───── Supplied information

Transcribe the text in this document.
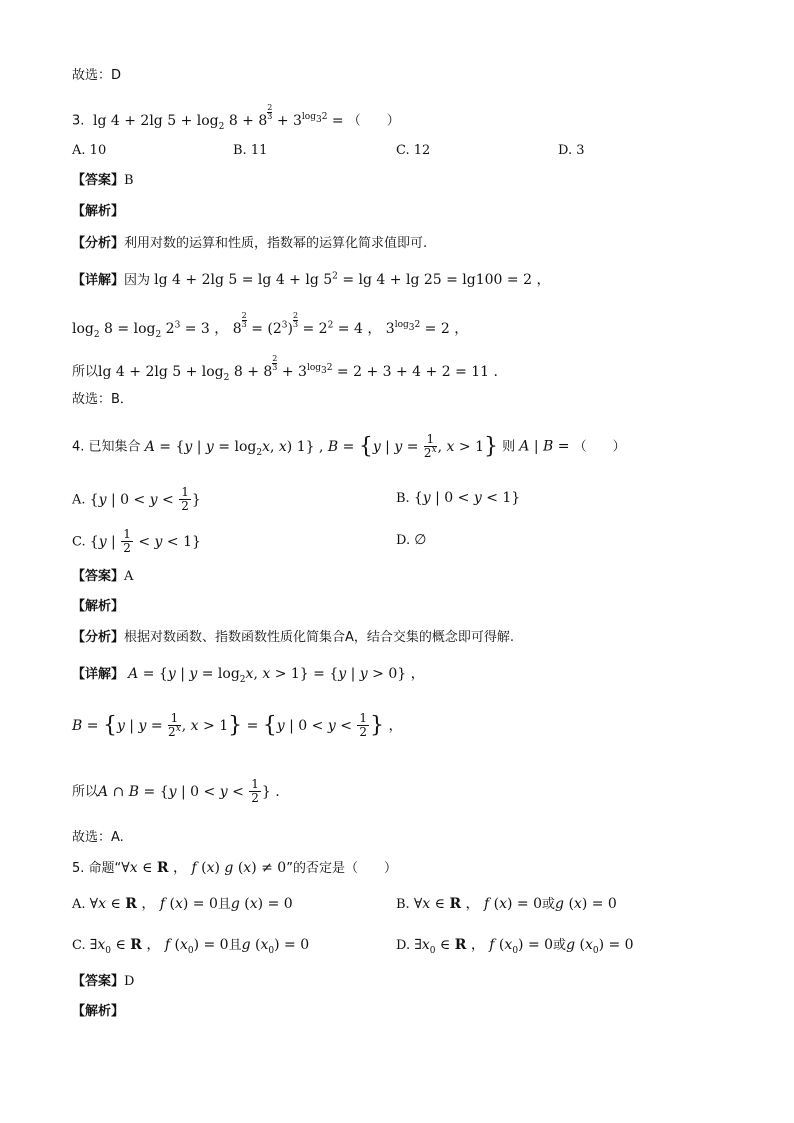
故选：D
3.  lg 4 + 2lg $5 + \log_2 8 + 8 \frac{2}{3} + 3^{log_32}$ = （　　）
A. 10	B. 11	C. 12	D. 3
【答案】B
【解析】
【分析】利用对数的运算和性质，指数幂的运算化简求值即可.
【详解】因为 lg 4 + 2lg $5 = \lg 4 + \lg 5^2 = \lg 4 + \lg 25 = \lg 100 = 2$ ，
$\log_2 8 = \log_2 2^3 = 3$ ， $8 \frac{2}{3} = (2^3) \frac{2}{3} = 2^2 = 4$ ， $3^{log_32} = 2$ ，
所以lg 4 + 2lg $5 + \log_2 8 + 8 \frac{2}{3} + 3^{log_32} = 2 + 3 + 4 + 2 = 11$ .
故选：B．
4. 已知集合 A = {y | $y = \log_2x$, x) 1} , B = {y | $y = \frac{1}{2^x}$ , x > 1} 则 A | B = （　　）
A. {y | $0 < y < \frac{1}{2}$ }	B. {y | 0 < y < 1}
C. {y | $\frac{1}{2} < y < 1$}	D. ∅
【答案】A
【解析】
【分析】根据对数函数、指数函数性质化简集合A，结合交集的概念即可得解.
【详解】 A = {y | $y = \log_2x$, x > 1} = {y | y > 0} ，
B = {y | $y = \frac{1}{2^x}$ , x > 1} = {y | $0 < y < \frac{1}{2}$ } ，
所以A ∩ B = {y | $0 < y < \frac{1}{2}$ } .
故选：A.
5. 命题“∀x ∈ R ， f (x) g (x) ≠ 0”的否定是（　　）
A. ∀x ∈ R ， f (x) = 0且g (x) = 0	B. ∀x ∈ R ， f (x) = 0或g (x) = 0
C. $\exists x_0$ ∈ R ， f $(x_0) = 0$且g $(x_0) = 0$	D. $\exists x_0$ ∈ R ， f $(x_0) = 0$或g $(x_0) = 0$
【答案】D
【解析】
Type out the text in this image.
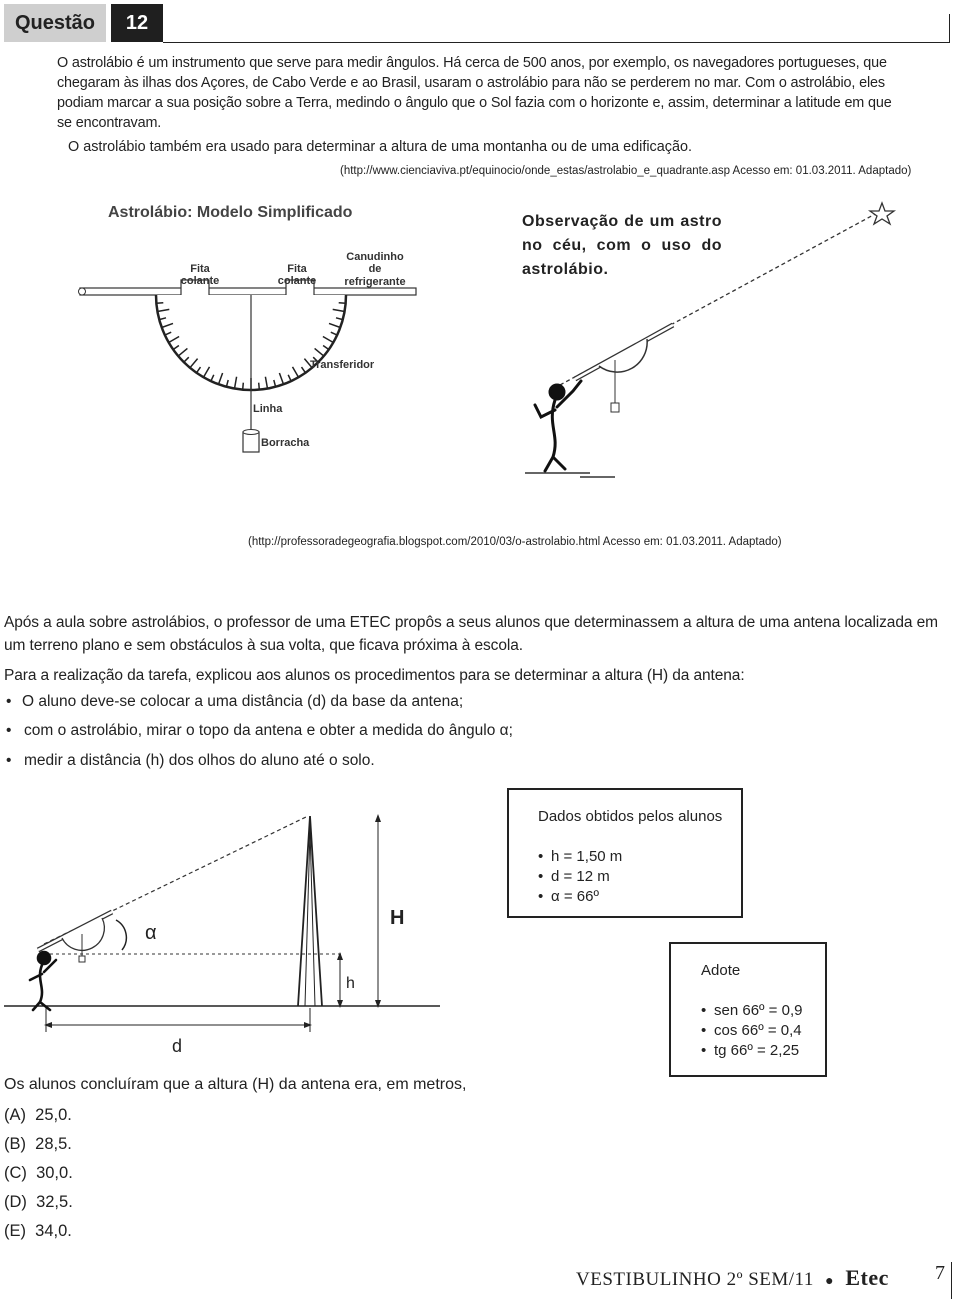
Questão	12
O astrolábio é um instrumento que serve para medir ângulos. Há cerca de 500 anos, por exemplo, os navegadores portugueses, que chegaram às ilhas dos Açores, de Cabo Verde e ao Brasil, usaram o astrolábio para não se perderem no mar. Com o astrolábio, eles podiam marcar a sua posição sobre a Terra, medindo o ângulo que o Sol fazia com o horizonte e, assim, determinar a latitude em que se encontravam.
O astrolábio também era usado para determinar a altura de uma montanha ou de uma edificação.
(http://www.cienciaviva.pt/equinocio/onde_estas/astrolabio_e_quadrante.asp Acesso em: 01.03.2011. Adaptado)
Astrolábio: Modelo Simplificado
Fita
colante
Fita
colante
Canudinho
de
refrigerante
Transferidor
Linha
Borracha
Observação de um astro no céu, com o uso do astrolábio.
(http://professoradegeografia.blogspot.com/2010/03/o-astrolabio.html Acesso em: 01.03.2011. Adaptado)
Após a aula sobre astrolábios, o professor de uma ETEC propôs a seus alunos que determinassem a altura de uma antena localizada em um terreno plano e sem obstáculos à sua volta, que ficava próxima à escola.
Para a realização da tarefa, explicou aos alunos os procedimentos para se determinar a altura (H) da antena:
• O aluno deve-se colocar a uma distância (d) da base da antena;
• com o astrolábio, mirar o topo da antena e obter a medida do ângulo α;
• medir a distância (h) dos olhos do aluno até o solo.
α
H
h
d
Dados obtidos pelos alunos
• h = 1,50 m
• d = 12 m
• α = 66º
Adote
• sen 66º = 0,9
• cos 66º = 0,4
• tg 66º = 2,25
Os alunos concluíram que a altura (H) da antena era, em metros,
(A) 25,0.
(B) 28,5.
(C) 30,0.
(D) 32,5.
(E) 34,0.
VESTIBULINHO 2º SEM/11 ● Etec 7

──────────

Stated exercise:
Extract each line from the listing that holds the word "medir".

Exercise answer:
O astrolábio é um instrumento que serve para medir ângulos. Há cerca de 500 anos, por exemplo, os navegadores portugueses, que chegaram às ilhas dos Açores, de Cabo Verde e ao Brasil, usaram o astrolábio para não se perderem no mar. Com o astrolábio, eles podiam marcar a sua posição sobre a Terra, medindo o ângulo que o Sol fazia com o horizonte e, assim, determinar a latitude em que se encontravam.
• medir a distância (h) dos olhos do aluno até o solo.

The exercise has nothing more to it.